(Items from a data source)
================================

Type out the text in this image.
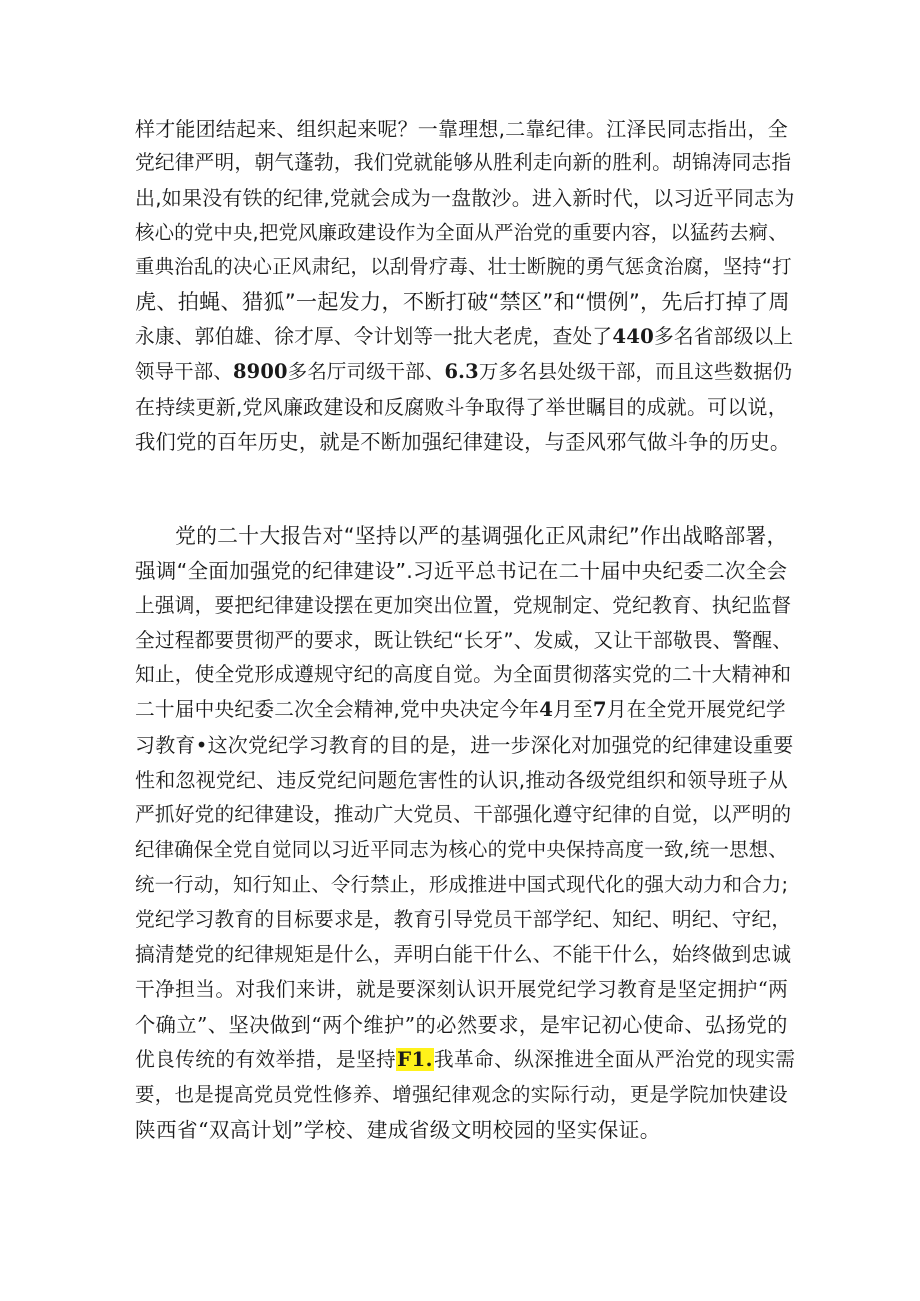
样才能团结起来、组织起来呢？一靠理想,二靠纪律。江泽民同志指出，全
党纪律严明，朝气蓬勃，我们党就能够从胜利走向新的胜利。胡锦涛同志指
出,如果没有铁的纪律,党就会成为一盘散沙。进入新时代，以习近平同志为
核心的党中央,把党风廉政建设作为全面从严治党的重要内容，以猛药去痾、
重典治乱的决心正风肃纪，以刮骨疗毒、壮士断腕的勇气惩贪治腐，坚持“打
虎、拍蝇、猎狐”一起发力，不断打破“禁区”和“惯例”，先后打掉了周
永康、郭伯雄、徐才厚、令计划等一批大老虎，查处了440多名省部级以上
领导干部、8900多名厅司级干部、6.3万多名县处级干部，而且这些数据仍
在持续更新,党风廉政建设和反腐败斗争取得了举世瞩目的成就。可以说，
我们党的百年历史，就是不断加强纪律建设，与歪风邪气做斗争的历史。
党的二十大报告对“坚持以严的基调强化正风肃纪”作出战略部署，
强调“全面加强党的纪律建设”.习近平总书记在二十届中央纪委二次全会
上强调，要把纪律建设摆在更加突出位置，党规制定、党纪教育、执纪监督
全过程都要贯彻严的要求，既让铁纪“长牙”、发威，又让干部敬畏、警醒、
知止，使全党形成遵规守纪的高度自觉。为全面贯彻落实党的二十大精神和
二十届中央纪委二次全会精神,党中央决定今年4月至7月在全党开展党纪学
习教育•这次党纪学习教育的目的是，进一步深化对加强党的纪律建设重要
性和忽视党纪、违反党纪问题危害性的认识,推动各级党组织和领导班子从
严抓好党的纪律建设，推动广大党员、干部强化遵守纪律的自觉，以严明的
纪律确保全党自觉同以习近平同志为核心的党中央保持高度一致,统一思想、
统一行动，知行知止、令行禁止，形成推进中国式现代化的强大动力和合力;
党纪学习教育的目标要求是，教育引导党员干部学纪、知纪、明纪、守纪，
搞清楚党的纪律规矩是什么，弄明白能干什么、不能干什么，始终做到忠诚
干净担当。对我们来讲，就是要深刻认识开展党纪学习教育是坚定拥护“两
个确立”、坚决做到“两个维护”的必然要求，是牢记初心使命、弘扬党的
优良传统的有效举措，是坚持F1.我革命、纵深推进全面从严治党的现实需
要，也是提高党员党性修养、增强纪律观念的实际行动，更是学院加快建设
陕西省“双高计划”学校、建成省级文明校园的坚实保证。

================================

Instructions for the task
Return every line of the records exactly as given, pictures excluded.

Response to this exercise
Type out the text in this image.
样才能团结起来、组织起来呢？一靠理想,二靠纪律。江泽民同志指出，全
党纪律严明，朝气蓬勃，我们党就能够从胜利走向新的胜利。胡锦涛同志指
出,如果没有铁的纪律,党就会成为一盘散沙。进入新时代，以习近平同志为
核心的党中央,把党风廉政建设作为全面从严治党的重要内容，以猛药去痾、
重典治乱的决心正风肃纪，以刮骨疗毒、壮士断腕的勇气惩贪治腐，坚持“打
虎、拍蝇、猎狐”一起发力，不断打破“禁区”和“惯例”，先后打掉了周
永康、郭伯雄、徐才厚、令计划等一批大老虎，查处了440多名省部级以上
领导干部、8900多名厅司级干部、6.3万多名县处级干部，而且这些数据仍
在持续更新,党风廉政建设和反腐败斗争取得了举世瞩目的成就。可以说，
我们党的百年历史，就是不断加强纪律建设，与歪风邪气做斗争的历史。
党的二十大报告对“坚持以严的基调强化正风肃纪”作出战略部署，
强调“全面加强党的纪律建设”.习近平总书记在二十届中央纪委二次全会
上强调，要把纪律建设摆在更加突出位置，党规制定、党纪教育、执纪监督
全过程都要贯彻严的要求，既让铁纪“长牙”、发威，又让干部敬畏、警醒、
知止，使全党形成遵规守纪的高度自觉。为全面贯彻落实党的二十大精神和
二十届中央纪委二次全会精神,党中央决定今年4月至7月在全党开展党纪学
习教育•这次党纪学习教育的目的是，进一步深化对加强党的纪律建设重要
性和忽视党纪、违反党纪问题危害性的认识,推动各级党组织和领导班子从
严抓好党的纪律建设，推动广大党员、干部强化遵守纪律的自觉，以严明的
纪律确保全党自觉同以习近平同志为核心的党中央保持高度一致,统一思想、
统一行动，知行知止、令行禁止，形成推进中国式现代化的强大动力和合力;
党纪学习教育的目标要求是，教育引导党员干部学纪、知纪、明纪、守纪，
搞清楚党的纪律规矩是什么，弄明白能干什么、不能干什么，始终做到忠诚
干净担当。对我们来讲，就是要深刻认识开展党纪学习教育是坚定拥护“两
个确立”、坚决做到“两个维护”的必然要求，是牢记初心使命、弘扬党的
优良传统的有效举措，是坚持F1.我革命、纵深推进全面从严治党的现实需
要，也是提高党员党性修养、增强纪律观念的实际行动，更是学院加快建设
陕西省“双高计划”学校、建成省级文明校园的坚实保证。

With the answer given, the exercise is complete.